▸ Task prompt: Quote the entries in full, character for character, without their images.

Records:
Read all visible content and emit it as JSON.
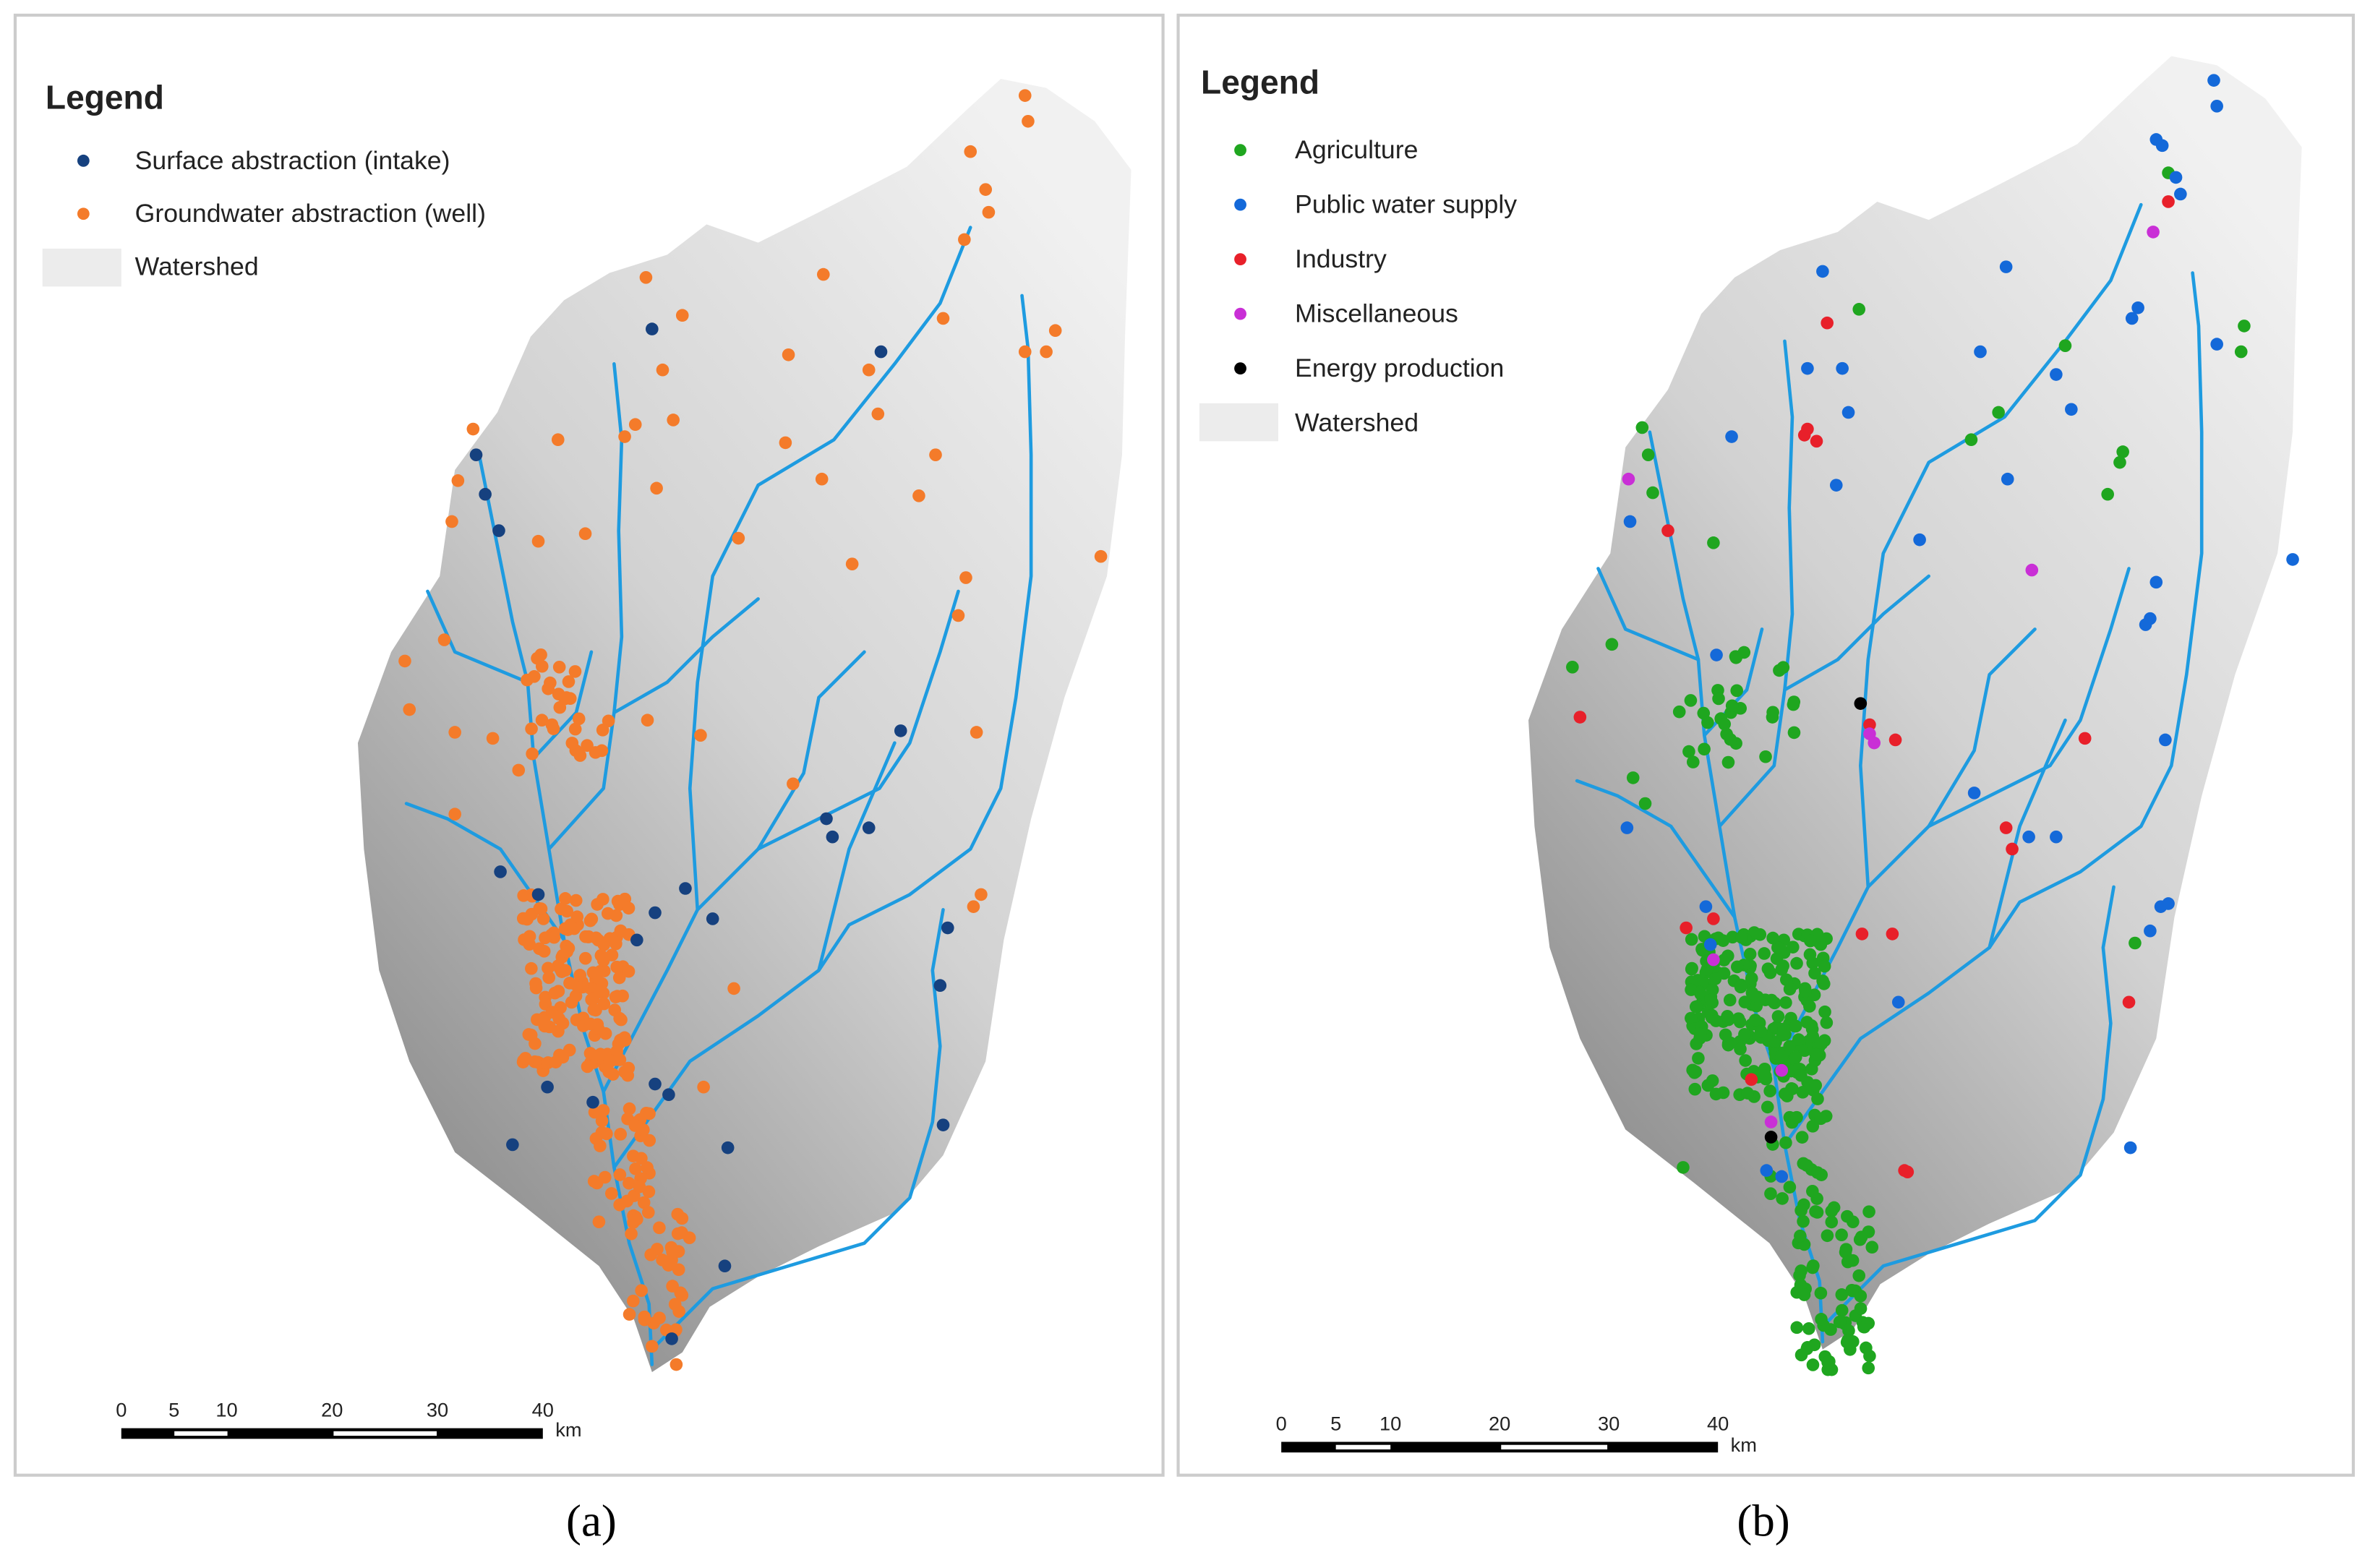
{
  "panels": [
    {
      "label": "(a)",
      "legend": {
        "title": "Legend",
        "items": [
          "Surface abstraction (intake)",
          "Groundwater abstraction (well)",
          "Watershed"
        ]
      },
      "scale_bar": {
        "ticks": [
          0,
          5,
          10,
          20,
          30,
          40
        ],
        "unit": "km"
      }
    },
    {
      "label": "(b)",
      "legend": {
        "title": "Legend",
        "items": [
          "Agriculture",
          "Public water supply",
          "Industry",
          "Miscellaneous",
          "Energy production",
          "Watershed"
        ]
      },
      "scale_bar": {
        "ticks": [
          0,
          5,
          10,
          20,
          30,
          40
        ],
        "unit": "km"
      }
    }
  ]
}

▸ Solution for this task:
Read all visible content and emit it as JSON.
{
  "panels": [
    {
      "label": "(a)",
      "legend": {
        "title": "Legend",
        "items": [
          "Surface abstraction (intake)",
          "Groundwater abstraction (well)",
          "Watershed"
        ]
      },
      "scale_bar": {
        "ticks": [
          0,
          5,
          10,
          20,
          30,
          40
        ],
        "unit": "km"
      }
    },
    {
      "label": "(b)",
      "legend": {
        "title": "Legend",
        "items": [
          "Agriculture",
          "Public water supply",
          "Industry",
          "Miscellaneous",
          "Energy production",
          "Watershed"
        ]
      },
      "scale_bar": {
        "ticks": [
          0,
          5,
          10,
          20,
          30,
          40
        ],
        "unit": "km"
      }
    }
  ]
}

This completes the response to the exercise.